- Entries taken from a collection
####################
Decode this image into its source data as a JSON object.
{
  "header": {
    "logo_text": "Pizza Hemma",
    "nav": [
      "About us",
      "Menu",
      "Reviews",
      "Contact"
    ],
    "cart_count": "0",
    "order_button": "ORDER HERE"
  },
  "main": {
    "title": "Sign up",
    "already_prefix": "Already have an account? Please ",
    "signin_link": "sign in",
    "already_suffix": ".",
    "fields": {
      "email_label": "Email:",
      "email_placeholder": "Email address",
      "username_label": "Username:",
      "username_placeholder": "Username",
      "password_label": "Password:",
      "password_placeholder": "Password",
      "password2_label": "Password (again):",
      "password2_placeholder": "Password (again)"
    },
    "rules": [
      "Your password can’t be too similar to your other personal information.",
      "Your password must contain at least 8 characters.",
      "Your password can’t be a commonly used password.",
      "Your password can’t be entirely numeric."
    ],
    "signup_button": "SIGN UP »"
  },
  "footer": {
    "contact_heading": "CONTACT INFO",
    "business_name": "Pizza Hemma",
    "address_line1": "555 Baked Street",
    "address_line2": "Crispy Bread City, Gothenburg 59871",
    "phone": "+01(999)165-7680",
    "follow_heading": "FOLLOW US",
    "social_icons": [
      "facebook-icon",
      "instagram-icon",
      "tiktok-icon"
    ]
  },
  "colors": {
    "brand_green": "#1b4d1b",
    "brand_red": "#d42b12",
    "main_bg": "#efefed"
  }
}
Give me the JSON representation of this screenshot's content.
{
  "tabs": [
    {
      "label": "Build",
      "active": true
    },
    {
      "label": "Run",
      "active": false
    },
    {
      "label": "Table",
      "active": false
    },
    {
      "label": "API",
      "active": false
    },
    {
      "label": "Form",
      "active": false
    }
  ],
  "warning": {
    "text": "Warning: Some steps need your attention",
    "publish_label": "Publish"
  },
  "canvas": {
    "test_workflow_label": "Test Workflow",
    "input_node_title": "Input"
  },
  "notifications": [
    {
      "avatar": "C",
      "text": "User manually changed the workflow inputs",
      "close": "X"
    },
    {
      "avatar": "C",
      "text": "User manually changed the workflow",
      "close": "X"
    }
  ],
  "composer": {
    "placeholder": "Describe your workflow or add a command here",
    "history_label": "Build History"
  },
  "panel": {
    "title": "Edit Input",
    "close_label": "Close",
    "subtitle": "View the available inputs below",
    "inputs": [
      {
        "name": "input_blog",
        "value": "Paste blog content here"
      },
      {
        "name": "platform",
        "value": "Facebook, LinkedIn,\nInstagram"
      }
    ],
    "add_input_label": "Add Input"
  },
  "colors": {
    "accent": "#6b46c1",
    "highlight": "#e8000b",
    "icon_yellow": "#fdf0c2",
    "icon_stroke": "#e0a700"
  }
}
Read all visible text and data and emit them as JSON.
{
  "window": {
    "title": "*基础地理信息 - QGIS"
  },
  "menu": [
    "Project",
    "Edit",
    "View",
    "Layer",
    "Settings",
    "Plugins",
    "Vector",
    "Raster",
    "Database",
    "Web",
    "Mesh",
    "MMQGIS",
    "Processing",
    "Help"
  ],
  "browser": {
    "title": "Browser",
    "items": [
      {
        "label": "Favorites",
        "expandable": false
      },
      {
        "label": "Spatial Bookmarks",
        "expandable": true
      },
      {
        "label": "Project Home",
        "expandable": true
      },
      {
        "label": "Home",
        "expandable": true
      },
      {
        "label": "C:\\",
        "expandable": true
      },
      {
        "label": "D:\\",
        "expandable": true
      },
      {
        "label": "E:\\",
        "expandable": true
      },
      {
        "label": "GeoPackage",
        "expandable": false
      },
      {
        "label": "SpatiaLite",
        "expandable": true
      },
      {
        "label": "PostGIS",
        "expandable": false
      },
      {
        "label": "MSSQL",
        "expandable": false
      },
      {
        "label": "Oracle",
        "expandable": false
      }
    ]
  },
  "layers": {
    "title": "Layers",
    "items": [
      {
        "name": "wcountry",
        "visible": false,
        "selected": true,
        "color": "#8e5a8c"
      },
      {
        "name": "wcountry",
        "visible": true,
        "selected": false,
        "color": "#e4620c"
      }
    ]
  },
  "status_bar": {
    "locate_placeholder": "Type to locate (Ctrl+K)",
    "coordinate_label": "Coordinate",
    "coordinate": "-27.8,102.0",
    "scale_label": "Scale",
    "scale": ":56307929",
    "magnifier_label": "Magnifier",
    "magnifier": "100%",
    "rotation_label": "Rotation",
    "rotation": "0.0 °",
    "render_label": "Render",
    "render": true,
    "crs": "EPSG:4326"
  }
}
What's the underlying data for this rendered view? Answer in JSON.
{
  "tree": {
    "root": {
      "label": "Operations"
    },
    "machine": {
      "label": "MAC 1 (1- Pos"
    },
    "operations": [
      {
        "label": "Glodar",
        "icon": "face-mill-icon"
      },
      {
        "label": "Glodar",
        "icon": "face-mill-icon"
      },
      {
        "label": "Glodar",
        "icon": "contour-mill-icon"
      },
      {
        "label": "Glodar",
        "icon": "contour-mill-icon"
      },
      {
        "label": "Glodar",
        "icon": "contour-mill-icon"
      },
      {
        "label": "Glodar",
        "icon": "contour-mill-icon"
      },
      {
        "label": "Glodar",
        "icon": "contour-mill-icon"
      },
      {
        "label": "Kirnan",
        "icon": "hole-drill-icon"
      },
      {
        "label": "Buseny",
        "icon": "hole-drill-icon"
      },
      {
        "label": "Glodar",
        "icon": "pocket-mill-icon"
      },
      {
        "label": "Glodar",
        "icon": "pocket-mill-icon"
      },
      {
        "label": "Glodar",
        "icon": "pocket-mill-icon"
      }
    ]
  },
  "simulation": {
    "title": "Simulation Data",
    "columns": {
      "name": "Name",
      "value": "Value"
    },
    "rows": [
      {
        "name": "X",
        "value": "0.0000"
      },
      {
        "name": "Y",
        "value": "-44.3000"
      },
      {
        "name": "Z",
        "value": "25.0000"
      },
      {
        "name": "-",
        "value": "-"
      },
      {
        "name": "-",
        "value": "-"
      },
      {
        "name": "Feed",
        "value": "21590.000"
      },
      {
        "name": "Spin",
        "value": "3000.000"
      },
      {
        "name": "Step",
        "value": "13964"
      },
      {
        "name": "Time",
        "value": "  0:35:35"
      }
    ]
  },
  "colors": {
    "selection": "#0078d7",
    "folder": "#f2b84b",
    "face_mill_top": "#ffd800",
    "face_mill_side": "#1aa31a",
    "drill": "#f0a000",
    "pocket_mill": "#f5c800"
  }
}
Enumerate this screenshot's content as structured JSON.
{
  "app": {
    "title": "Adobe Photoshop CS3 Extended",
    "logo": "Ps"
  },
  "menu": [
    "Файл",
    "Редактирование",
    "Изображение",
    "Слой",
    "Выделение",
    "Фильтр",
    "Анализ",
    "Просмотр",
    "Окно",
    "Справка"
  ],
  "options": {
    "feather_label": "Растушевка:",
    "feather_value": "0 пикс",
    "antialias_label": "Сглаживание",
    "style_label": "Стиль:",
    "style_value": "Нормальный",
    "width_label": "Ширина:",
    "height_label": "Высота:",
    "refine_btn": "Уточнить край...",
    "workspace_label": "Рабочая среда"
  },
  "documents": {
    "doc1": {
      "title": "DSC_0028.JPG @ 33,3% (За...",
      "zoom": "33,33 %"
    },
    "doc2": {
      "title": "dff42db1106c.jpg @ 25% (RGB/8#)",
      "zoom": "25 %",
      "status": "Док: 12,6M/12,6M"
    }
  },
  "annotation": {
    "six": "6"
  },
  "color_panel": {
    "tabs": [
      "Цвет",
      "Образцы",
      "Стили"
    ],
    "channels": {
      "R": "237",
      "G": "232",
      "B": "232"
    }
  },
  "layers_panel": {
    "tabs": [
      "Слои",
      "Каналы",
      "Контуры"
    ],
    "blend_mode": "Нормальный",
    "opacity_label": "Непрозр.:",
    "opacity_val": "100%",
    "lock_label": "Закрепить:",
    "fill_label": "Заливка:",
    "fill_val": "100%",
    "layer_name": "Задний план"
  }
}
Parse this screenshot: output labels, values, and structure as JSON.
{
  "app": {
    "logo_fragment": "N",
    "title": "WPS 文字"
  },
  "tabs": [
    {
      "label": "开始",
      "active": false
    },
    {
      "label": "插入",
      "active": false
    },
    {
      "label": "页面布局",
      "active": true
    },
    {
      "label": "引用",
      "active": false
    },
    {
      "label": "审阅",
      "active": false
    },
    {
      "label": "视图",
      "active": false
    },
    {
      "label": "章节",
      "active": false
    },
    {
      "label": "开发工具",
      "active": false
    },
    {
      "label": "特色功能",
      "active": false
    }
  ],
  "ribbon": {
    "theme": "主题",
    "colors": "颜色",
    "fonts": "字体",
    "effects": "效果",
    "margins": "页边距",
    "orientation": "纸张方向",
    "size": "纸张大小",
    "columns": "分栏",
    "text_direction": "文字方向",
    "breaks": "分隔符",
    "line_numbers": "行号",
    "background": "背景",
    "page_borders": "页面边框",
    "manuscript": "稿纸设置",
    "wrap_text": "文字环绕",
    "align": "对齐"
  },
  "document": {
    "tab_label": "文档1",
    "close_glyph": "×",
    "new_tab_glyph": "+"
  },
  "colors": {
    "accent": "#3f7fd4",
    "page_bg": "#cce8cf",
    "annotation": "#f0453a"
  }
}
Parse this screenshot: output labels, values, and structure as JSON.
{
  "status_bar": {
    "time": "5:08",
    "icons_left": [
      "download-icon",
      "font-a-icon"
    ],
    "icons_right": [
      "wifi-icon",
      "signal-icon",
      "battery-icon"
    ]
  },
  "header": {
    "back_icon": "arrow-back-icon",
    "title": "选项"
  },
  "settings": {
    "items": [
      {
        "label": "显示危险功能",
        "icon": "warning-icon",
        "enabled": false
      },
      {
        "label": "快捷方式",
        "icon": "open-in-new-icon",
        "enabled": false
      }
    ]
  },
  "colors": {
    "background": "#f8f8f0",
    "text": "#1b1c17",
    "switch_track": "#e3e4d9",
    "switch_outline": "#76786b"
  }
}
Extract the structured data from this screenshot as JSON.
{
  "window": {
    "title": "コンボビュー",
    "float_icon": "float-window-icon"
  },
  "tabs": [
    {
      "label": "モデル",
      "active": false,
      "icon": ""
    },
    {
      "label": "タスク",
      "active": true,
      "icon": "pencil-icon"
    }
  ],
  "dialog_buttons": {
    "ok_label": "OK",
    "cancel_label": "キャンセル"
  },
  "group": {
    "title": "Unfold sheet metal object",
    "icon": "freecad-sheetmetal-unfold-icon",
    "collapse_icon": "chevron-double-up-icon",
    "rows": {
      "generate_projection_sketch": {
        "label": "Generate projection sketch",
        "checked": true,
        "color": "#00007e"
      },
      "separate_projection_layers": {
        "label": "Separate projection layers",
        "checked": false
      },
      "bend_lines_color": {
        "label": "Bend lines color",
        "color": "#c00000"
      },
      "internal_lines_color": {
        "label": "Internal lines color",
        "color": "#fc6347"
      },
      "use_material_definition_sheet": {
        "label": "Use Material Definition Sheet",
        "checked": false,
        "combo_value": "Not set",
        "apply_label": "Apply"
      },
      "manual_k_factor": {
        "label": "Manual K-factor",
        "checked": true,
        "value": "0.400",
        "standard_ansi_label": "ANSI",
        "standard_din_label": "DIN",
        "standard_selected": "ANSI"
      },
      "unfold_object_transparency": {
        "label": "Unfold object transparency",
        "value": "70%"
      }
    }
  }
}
####################
- Given exercise
Which lines contain the word "structured"? Copy each one.

- Response
Enumerate this screenshot's content as structured JSON.
Extract the structured data from this screenshot as JSON.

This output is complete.